■ RECORDS SUPPLIED ■
■ ■ ■ ■

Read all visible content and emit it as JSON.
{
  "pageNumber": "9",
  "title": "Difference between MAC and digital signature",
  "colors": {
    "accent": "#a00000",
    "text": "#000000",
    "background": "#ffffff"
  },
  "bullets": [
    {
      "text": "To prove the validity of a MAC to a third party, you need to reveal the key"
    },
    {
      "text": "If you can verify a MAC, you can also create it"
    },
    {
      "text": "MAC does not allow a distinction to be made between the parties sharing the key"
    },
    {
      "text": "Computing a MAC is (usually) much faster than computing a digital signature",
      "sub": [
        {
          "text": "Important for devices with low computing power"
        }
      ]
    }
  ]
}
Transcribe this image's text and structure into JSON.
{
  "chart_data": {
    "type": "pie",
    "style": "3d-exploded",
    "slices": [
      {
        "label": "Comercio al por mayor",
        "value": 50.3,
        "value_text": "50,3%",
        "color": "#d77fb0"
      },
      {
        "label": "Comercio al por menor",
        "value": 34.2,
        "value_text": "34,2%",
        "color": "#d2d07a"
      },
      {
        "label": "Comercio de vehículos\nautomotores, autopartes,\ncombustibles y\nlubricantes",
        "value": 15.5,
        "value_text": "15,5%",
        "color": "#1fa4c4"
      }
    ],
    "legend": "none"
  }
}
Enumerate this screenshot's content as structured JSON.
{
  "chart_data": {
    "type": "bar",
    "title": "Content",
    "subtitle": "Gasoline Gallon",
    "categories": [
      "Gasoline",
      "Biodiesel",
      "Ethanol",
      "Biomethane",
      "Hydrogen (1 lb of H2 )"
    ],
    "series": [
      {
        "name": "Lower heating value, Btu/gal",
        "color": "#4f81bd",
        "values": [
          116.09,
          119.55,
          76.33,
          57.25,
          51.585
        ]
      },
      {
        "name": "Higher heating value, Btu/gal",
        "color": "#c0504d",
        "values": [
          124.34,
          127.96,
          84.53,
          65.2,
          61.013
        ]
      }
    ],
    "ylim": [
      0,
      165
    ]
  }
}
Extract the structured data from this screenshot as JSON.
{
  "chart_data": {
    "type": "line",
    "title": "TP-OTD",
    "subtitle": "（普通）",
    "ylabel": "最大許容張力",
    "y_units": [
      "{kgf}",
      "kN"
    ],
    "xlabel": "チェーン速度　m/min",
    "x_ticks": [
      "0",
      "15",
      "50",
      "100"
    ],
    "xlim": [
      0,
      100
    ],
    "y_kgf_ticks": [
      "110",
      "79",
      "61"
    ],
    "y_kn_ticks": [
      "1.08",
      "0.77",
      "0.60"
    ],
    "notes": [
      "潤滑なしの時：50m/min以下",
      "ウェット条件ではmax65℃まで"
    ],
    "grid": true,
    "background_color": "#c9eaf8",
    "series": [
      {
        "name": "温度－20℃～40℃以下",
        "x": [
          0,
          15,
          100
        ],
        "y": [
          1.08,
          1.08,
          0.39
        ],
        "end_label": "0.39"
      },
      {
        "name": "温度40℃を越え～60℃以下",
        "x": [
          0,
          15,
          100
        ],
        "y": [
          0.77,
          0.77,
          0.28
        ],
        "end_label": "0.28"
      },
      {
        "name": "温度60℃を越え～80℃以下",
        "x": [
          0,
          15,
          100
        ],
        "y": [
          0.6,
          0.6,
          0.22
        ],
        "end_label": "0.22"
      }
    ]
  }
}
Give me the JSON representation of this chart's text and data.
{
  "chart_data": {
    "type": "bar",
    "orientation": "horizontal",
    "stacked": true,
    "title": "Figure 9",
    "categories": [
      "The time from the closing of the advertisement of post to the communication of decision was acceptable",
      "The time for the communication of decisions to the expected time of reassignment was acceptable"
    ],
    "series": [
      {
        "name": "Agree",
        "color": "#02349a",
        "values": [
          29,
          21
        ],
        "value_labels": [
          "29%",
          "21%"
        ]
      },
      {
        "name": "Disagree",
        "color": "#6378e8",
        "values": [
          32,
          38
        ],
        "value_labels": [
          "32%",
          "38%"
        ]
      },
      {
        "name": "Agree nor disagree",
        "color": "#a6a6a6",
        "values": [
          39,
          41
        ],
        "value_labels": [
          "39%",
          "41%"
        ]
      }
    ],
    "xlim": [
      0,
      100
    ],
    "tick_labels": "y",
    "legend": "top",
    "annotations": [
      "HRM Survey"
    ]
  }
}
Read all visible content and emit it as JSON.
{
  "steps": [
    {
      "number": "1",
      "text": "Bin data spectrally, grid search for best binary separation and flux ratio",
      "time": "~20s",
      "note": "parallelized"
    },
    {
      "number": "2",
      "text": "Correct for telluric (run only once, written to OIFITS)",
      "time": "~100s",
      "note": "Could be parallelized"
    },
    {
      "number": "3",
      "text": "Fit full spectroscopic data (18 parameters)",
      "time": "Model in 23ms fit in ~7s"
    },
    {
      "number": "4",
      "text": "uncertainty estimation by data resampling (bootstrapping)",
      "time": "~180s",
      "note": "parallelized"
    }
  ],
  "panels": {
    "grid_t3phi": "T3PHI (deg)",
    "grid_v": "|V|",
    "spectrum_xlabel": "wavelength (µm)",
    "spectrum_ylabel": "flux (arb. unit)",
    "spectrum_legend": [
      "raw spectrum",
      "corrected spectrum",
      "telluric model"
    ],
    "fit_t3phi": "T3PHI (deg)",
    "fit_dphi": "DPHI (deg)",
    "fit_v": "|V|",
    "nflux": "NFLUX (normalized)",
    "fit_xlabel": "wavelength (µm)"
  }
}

■ ■ ■ ■

■ STATED GOAL ■
Faithfully reproduce all of the records, character for character.

■ TASK RESPONSE ■
Read all visible content and emit it as JSON.
{
  "pageNumber": "9",
  "title": "Difference between MAC and digital signature",
  "colors": {
    "accent": "#a00000",
    "text": "#000000",
    "background": "#ffffff"
  },
  "bullets": [
    {
      "text": "To prove the validity of a MAC to a third party, you need to reveal the key"
    },
    {
      "text": "If you can verify a MAC, you can also create it"
    },
    {
      "text": "MAC does not allow a distinction to be made between the parties sharing the key"
    },
    {
      "text": "Computing a MAC is (usually) much faster than computing a digital signature",
      "sub": [
        {
          "text": "Important for devices with low computing power"
        }
      ]
    }
  ]
}
Transcribe this image's text and structure into JSON.
{
  "chart_data": {
    "type": "pie",
    "style": "3d-exploded",
    "slices": [
      {
        "label": "Comercio al por mayor",
        "value": 50.3,
        "value_text": "50,3%",
        "color": "#d77fb0"
      },
      {
        "label": "Comercio al por menor",
        "value": 34.2,
        "value_text": "34,2%",
        "color": "#d2d07a"
      },
      {
        "label": "Comercio de vehículos\nautomotores, autopartes,\ncombustibles y\nlubricantes",
        "value": 15.5,
        "value_text": "15,5%",
        "color": "#1fa4c4"
      }
    ],
    "legend": "none"
  }
}
Enumerate this screenshot's content as structured JSON.
{
  "chart_data": {
    "type": "bar",
    "title": "Content",
    "subtitle": "Gasoline Gallon",
    "categories": [
      "Gasoline",
      "Biodiesel",
      "Ethanol",
      "Biomethane",
      "Hydrogen (1 lb of H2 )"
    ],
    "series": [
      {
        "name": "Lower heating value, Btu/gal",
        "color": "#4f81bd",
        "values": [
          116.09,
          119.55,
          76.33,
          57.25,
          51.585
        ]
      },
      {
        "name": "Higher heating value, Btu/gal",
        "color": "#c0504d",
        "values": [
          124.34,
          127.96,
          84.53,
          65.2,
          61.013
        ]
      }
    ],
    "ylim": [
      0,
      165
    ]
  }
}
Extract the structured data from this screenshot as JSON.
{
  "chart_data": {
    "type": "line",
    "title": "TP-OTD",
    "subtitle": "（普通）",
    "ylabel": "最大許容張力",
    "y_units": [
      "{kgf}",
      "kN"
    ],
    "xlabel": "チェーン速度　m/min",
    "x_ticks": [
      "0",
      "15",
      "50",
      "100"
    ],
    "xlim": [
      0,
      100
    ],
    "y_kgf_ticks": [
      "110",
      "79",
      "61"
    ],
    "y_kn_ticks": [
      "1.08",
      "0.77",
      "0.60"
    ],
    "notes": [
      "潤滑なしの時：50m/min以下",
      "ウェット条件ではmax65℃まで"
    ],
    "grid": true,
    "background_color": "#c9eaf8",
    "series": [
      {
        "name": "温度－20℃～40℃以下",
        "x": [
          0,
          15,
          100
        ],
        "y": [
          1.08,
          1.08,
          0.39
        ],
        "end_label": "0.39"
      },
      {
        "name": "温度40℃を越え～60℃以下",
        "x": [
          0,
          15,
          100
        ],
        "y": [
          0.77,
          0.77,
          0.28
        ],
        "end_label": "0.28"
      },
      {
        "name": "温度60℃を越え～80℃以下",
        "x": [
          0,
          15,
          100
        ],
        "y": [
          0.6,
          0.6,
          0.22
        ],
        "end_label": "0.22"
      }
    ]
  }
}
Give me the JSON representation of this chart's text and data.
{
  "chart_data": {
    "type": "bar",
    "orientation": "horizontal",
    "stacked": true,
    "title": "Figure 9",
    "categories": [
      "The time from the closing of the advertisement of post to the communication of decision was acceptable",
      "The time for the communication of decisions to the expected time of reassignment was acceptable"
    ],
    "series": [
      {
        "name": "Agree",
        "color": "#02349a",
        "values": [
          29,
          21
        ],
        "value_labels": [
          "29%",
          "21%"
        ]
      },
      {
        "name": "Disagree",
        "color": "#6378e8",
        "values": [
          32,
          38
        ],
        "value_labels": [
          "32%",
          "38%"
        ]
      },
      {
        "name": "Agree nor disagree",
        "color": "#a6a6a6",
        "values": [
          39,
          41
        ],
        "value_labels": [
          "39%",
          "41%"
        ]
      }
    ],
    "xlim": [
      0,
      100
    ],
    "tick_labels": "y",
    "legend": "top",
    "annotations": [
      "HRM Survey"
    ]
  }
}
Read all visible content and emit it as JSON.
{
  "steps": [
    {
      "number": "1",
      "text": "Bin data spectrally, grid search for best binary separation and flux ratio",
      "time": "~20s",
      "note": "parallelized"
    },
    {
      "number": "2",
      "text": "Correct for telluric (run only once, written to OIFITS)",
      "time": "~100s",
      "note": "Could be parallelized"
    },
    {
      "number": "3",
      "text": "Fit full spectroscopic data (18 parameters)",
      "time": "Model in 23ms fit in ~7s"
    },
    {
      "number": "4",
      "text": "uncertainty estimation by data resampling (bootstrapping)",
      "time": "~180s",
      "note": "parallelized"
    }
  ],
  "panels": {
    "grid_t3phi": "T3PHI (deg)",
    "grid_v": "|V|",
    "spectrum_xlabel": "wavelength (µm)",
    "spectrum_ylabel": "flux (arb. unit)",
    "spectrum_legend": [
      "raw spectrum",
      "corrected spectrum",
      "telluric model"
    ],
    "fit_t3phi": "T3PHI (deg)",
    "fit_dphi": "DPHI (deg)",
    "fit_v": "|V|",
    "nflux": "NFLUX (normalized)",
    "fit_xlabel": "wavelength (µm)"
  }
}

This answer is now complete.